_What is expected_
All of the material below is to be restated word for word, apart from the pictures.

.....

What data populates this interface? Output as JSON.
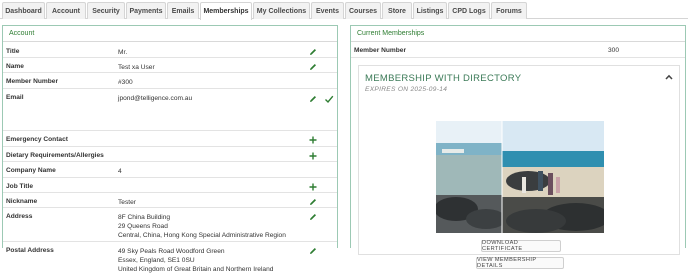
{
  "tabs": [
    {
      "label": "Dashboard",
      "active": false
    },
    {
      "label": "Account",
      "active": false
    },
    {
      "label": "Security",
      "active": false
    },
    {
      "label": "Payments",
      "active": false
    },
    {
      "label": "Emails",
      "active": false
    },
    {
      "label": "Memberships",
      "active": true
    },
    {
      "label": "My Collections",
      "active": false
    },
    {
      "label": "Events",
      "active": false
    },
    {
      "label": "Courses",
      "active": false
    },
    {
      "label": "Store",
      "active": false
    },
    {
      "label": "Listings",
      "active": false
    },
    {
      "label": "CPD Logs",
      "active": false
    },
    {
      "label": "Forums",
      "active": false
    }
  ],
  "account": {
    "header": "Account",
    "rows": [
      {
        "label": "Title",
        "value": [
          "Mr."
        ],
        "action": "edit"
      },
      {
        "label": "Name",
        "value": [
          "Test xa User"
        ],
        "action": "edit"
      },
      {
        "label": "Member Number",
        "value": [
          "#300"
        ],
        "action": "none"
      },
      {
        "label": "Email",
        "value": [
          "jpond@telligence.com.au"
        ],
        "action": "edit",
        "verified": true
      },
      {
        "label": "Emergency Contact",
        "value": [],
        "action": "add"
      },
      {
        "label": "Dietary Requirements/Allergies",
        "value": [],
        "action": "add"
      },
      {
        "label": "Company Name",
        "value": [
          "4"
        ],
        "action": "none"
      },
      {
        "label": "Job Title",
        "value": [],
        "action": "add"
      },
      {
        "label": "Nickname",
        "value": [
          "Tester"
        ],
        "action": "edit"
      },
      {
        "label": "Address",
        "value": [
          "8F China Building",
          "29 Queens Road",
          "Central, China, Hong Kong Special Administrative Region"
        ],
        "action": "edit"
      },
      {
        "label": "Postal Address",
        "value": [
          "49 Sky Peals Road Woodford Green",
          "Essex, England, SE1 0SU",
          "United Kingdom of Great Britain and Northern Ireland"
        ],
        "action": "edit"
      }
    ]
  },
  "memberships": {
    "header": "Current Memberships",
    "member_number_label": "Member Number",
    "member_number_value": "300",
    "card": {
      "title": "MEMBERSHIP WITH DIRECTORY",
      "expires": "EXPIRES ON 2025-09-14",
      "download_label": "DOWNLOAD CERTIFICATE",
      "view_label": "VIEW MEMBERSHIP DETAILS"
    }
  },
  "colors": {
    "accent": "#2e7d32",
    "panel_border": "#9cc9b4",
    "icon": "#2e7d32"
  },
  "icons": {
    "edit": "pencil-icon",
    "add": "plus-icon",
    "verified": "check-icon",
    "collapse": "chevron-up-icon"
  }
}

.....

_Answer for this exercise_
What data populates this interface? Output as JSON.
{
  "tabs": [
    {
      "label": "Dashboard",
      "active": false
    },
    {
      "label": "Account",
      "active": false
    },
    {
      "label": "Security",
      "active": false
    },
    {
      "label": "Payments",
      "active": false
    },
    {
      "label": "Emails",
      "active": false
    },
    {
      "label": "Memberships",
      "active": true
    },
    {
      "label": "My Collections",
      "active": false
    },
    {
      "label": "Events",
      "active": false
    },
    {
      "label": "Courses",
      "active": false
    },
    {
      "label": "Store",
      "active": false
    },
    {
      "label": "Listings",
      "active": false
    },
    {
      "label": "CPD Logs",
      "active": false
    },
    {
      "label": "Forums",
      "active": false
    }
  ],
  "account": {
    "header": "Account",
    "rows": [
      {
        "label": "Title",
        "value": [
          "Mr."
        ],
        "action": "edit"
      },
      {
        "label": "Name",
        "value": [
          "Test xa User"
        ],
        "action": "edit"
      },
      {
        "label": "Member Number",
        "value": [
          "#300"
        ],
        "action": "none"
      },
      {
        "label": "Email",
        "value": [
          "jpond@telligence.com.au"
        ],
        "action": "edit",
        "verified": true
      },
      {
        "label": "Emergency Contact",
        "value": [],
        "action": "add"
      },
      {
        "label": "Dietary Requirements/Allergies",
        "value": [],
        "action": "add"
      },
      {
        "label": "Company Name",
        "value": [
          "4"
        ],
        "action": "none"
      },
      {
        "label": "Job Title",
        "value": [],
        "action": "add"
      },
      {
        "label": "Nickname",
        "value": [
          "Tester"
        ],
        "action": "edit"
      },
      {
        "label": "Address",
        "value": [
          "8F China Building",
          "29 Queens Road",
          "Central, China, Hong Kong Special Administrative Region"
        ],
        "action": "edit"
      },
      {
        "label": "Postal Address",
        "value": [
          "49 Sky Peals Road Woodford Green",
          "Essex, England, SE1 0SU",
          "United Kingdom of Great Britain and Northern Ireland"
        ],
        "action": "edit"
      }
    ]
  },
  "memberships": {
    "header": "Current Memberships",
    "member_number_label": "Member Number",
    "member_number_value": "300",
    "card": {
      "title": "MEMBERSHIP WITH DIRECTORY",
      "expires": "EXPIRES ON 2025-09-14",
      "download_label": "DOWNLOAD CERTIFICATE",
      "view_label": "VIEW MEMBERSHIP DETAILS"
    }
  },
  "colors": {
    "accent": "#2e7d32",
    "panel_border": "#9cc9b4",
    "icon": "#2e7d32"
  },
  "icons": {
    "edit": "pencil-icon",
    "add": "plus-icon",
    "verified": "check-icon",
    "collapse": "chevron-up-icon"
  }
}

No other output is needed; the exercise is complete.